▶ [WHAT THIS TASK INVOLVES]: Copy every line of the following data that includes the string "color".

Extracts from a graphics dataset
★ ★ ★

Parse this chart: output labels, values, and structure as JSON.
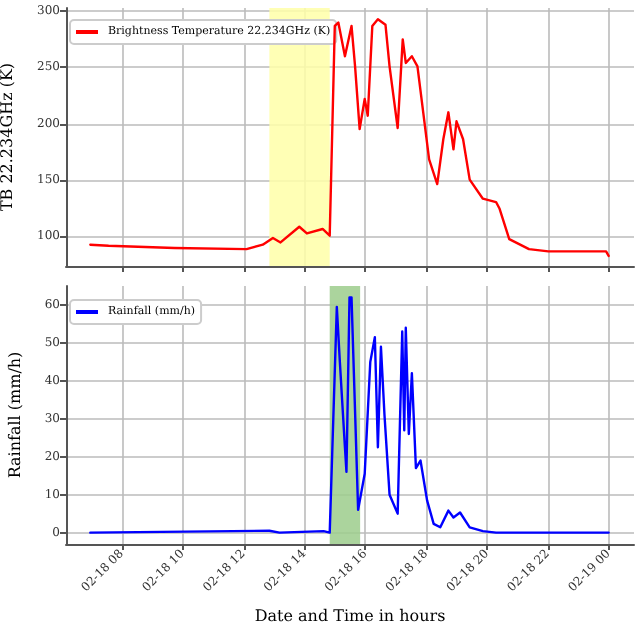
{
  "chart_data": [
    {
      "type": "line",
      "ylabel": "TB 22.234GHz (K)",
      "xlim": [
        "--02-18T06:10",
        "--02-19T00:50"
      ],
      "ylim": [
        73,
        303
      ],
      "yticks": [
        100,
        150,
        200,
        250,
        300
      ],
      "xticks": [
        {
          "value": "--02-18T08:00",
          "label": null
        },
        {
          "value": "--02-18T10:00",
          "label": null
        },
        {
          "value": "--02-18T12:00",
          "label": null
        },
        {
          "value": "--02-18T14:00",
          "label": null
        },
        {
          "value": "--02-18T16:00",
          "label": null
        },
        {
          "value": "--02-18T18:00",
          "label": null
        },
        {
          "value": "--02-18T20:00",
          "label": null
        },
        {
          "value": "--02-18T22:00",
          "label": null
        },
        {
          "value": "--02-19T00:00",
          "label": null
        }
      ],
      "tick_labels": "y",
      "grid": true,
      "legend": "top left",
      "marker": "none",
      "line_style": "solid",
      "bands": [
        {
          "axis": "x",
          "from": "--02-18T12:51",
          "to": "--02-18T14:50",
          "color": "#ffffa8"
        }
      ],
      "series": [
        {
          "name": "Brightness Temperature 22.234GHz (K)",
          "color": "#ff0000",
          "x": [
            "--02-18T06:58",
            "--02-18T07:34",
            "--02-18T09:44",
            "--02-18T12:06",
            "--02-18T12:38",
            "--02-18T12:58",
            "--02-18T13:13",
            "--02-18T13:50",
            "--02-18T14:05",
            "--02-18T14:36",
            "--02-18T14:50",
            "--02-18T15:00",
            "--02-18T15:07",
            "--02-18T15:20",
            "--02-18T15:33",
            "--02-18T15:40",
            "--02-18T15:49",
            "--02-18T15:59",
            "--02-18T16:05",
            "--02-18T16:14",
            "--02-18T16:25",
            "--02-18T16:40",
            "--02-18T16:48",
            "--02-18T17:04",
            "--02-18T17:14",
            "--02-18T17:20",
            "--02-18T17:32",
            "--02-18T17:43",
            "--02-18T18:06",
            "--02-18T18:22",
            "--02-18T18:34",
            "--02-18T18:44",
            "--02-18T18:54",
            "--02-18T19:00",
            "--02-18T19:13",
            "--02-18T19:26",
            "--02-18T19:52",
            "--02-18T20:18",
            "--02-18T20:25",
            "--02-18T20:44",
            "--02-18T21:23",
            "--02-18T22:01",
            "--02-18T23:55",
            "--02-19T00:00"
          ],
          "values": [
            92,
            91,
            89,
            88,
            92,
            98,
            94,
            108,
            102,
            106,
            100,
            287,
            290,
            260,
            287,
            251,
            195,
            222,
            207,
            287,
            293,
            288,
            251,
            196,
            275,
            254,
            260,
            251,
            168,
            146,
            186,
            210,
            177,
            202,
            186,
            150,
            133,
            130,
            124,
            97,
            88,
            86,
            86,
            82
          ]
        }
      ]
    },
    {
      "type": "line",
      "xlabel": "Date and Time in hours",
      "ylabel": "Rainfall (mm/h)",
      "xlim": [
        "--02-18T06:10",
        "--02-19T00:50"
      ],
      "ylim": [
        -3,
        65
      ],
      "yticks": [
        0,
        10,
        20,
        30,
        40,
        50,
        60
      ],
      "xticks": [
        {
          "value": "--02-18T08:00",
          "label": "02-18 08"
        },
        {
          "value": "--02-18T10:00",
          "label": "02-18 10"
        },
        {
          "value": "--02-18T12:00",
          "label": "02-18 12"
        },
        {
          "value": "--02-18T14:00",
          "label": "02-18 14"
        },
        {
          "value": "--02-18T16:00",
          "label": "02-18 16"
        },
        {
          "value": "--02-18T18:00",
          "label": "02-18 18"
        },
        {
          "value": "--02-18T20:00",
          "label": "02-18 20"
        },
        {
          "value": "--02-18T22:00",
          "label": "02-18 22"
        },
        {
          "value": "--02-19T00:00",
          "label": "02-19 00"
        }
      ],
      "grid": true,
      "legend": "top left",
      "marker": "none",
      "line_style": "solid",
      "bands": [
        {
          "axis": "x",
          "from": "--02-18T14:50",
          "to": "--02-18T15:50",
          "color": "#9ccc8c"
        }
      ],
      "series": [
        {
          "name": "Rainfall (mm/h)",
          "color": "#0000ff",
          "x": [
            "--02-18T06:58",
            "--02-18T12:51",
            "--02-18T13:11",
            "--02-18T14:38",
            "--02-18T14:50",
            "--02-18T15:04",
            "--02-18T15:10",
            "--02-18T15:20",
            "--02-18T15:23",
            "--02-18T15:29",
            "--02-18T15:33",
            "--02-18T15:46",
            "--02-18T15:59",
            "--02-18T16:10",
            "--02-18T16:19",
            "--02-18T16:25",
            "--02-18T16:31",
            "--02-18T16:38",
            "--02-18T16:48",
            "--02-18T17:04",
            "--02-18T17:13",
            "--02-18T17:17",
            "--02-18T17:20",
            "--02-18T17:26",
            "--02-18T17:32",
            "--02-18T17:40",
            "--02-18T17:49",
            "--02-18T18:02",
            "--02-18T18:15",
            "--02-18T18:28",
            "--02-18T18:44",
            "--02-18T18:54",
            "--02-18T19:07",
            "--02-18T19:26",
            "--02-18T19:52",
            "--02-18T20:18",
            "--02-19T00:00"
          ],
          "values": [
            0,
            0.5,
            0,
            0.4,
            0,
            59.5,
            45,
            22.5,
            16,
            62,
            62,
            6,
            15.5,
            45,
            51.5,
            22.5,
            49,
            31,
            10,
            5,
            53,
            27,
            54,
            26,
            42,
            17,
            19,
            8.5,
            2.3,
            1.4,
            5.8,
            4,
            5.3,
            1.4,
            0.4,
            0,
            0
          ]
        }
      ]
    }
  ]
}
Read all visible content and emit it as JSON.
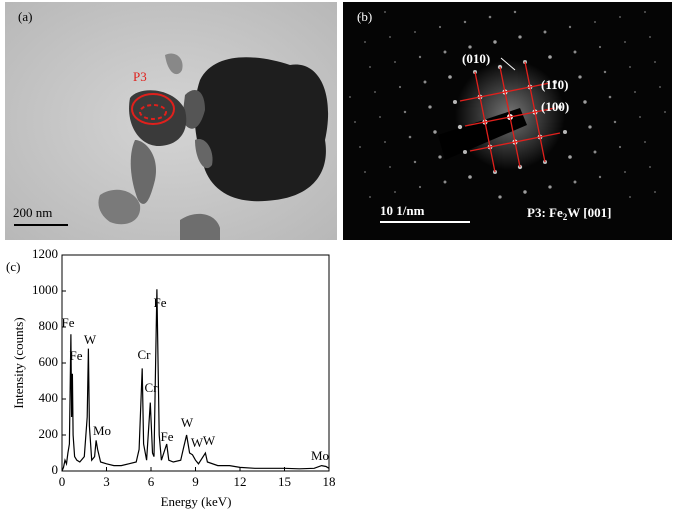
{
  "panels": {
    "a": {
      "label": "(a)",
      "particle": "P3",
      "scale_bar": "200 nm"
    },
    "b": {
      "label": "(b)",
      "zone_010": "(010)",
      "zone_110": "(110)",
      "zone_100": "(100)",
      "scale_bar": "10 1/nm",
      "phase": {
        "prefix": "P3: Fe",
        "sub": "2",
        "suffix": "W [001]"
      }
    }
  },
  "chart_data": {
    "type": "line",
    "panel_label": "(c)",
    "x_label": "Energy (keV)",
    "y_label": "Intensity (counts)",
    "x": [
      0,
      0.1,
      0.2,
      0.3,
      0.4,
      0.5,
      0.6,
      0.65,
      0.7,
      0.75,
      0.85,
      1.0,
      1.2,
      1.5,
      1.7,
      1.78,
      1.85,
      2.0,
      2.2,
      2.3,
      2.4,
      2.6,
      3.0,
      3.5,
      4.0,
      4.5,
      5.0,
      5.2,
      5.41,
      5.5,
      5.7,
      5.95,
      6.1,
      6.2,
      6.4,
      6.55,
      6.7,
      7.06,
      7.2,
      7.5,
      8.0,
      8.2,
      8.4,
      8.6,
      8.8,
      9.0,
      9.2,
      9.67,
      9.8,
      10.5,
      11.3,
      12,
      13,
      14,
      15,
      16,
      17,
      17.5,
      17.8,
      18
    ],
    "values": [
      0,
      20,
      60,
      40,
      100,
      150,
      760,
      300,
      540,
      200,
      80,
      60,
      50,
      80,
      300,
      680,
      250,
      60,
      80,
      170,
      120,
      50,
      40,
      30,
      30,
      40,
      50,
      120,
      570,
      150,
      60,
      380,
      100,
      80,
      1010,
      200,
      60,
      150,
      60,
      50,
      60,
      130,
      200,
      100,
      90,
      60,
      40,
      100,
      50,
      30,
      30,
      20,
      15,
      15,
      15,
      12,
      15,
      30,
      25,
      15
    ],
    "color": "#000000",
    "xlim": [
      0,
      18
    ],
    "xticks": [
      0,
      3,
      6,
      9,
      12,
      15,
      18
    ],
    "ylim": [
      0,
      1200
    ],
    "yticks": [
      0,
      200,
      400,
      600,
      800,
      1000,
      1200
    ],
    "annotations": [
      "Fe",
      "Fe",
      "W",
      "Mo",
      "Cr",
      "Cr",
      "Fe",
      "Fe",
      "W",
      "W",
      "W",
      "Mo"
    ]
  }
}
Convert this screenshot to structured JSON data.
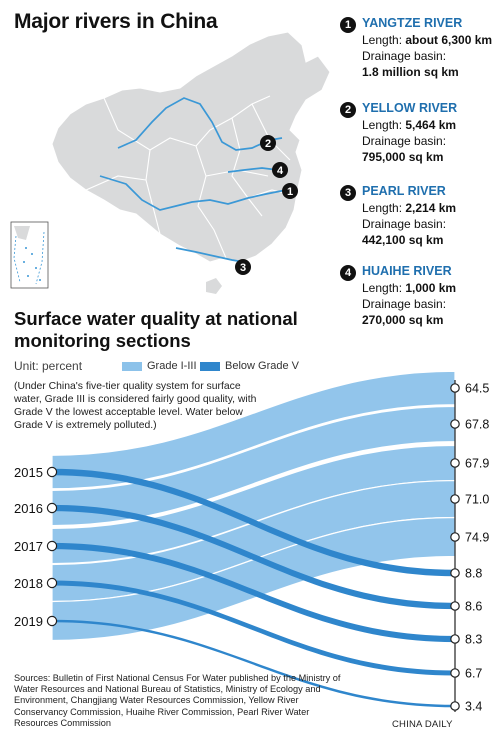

★ ★ ★

▶ [OUTPUT OF THE TASK]:
          "color": "#ffffa8"
          "color": "#ff0000",
          "color": "#9ccc8c"
          "color": "#0000ff",
    "color": "#000000",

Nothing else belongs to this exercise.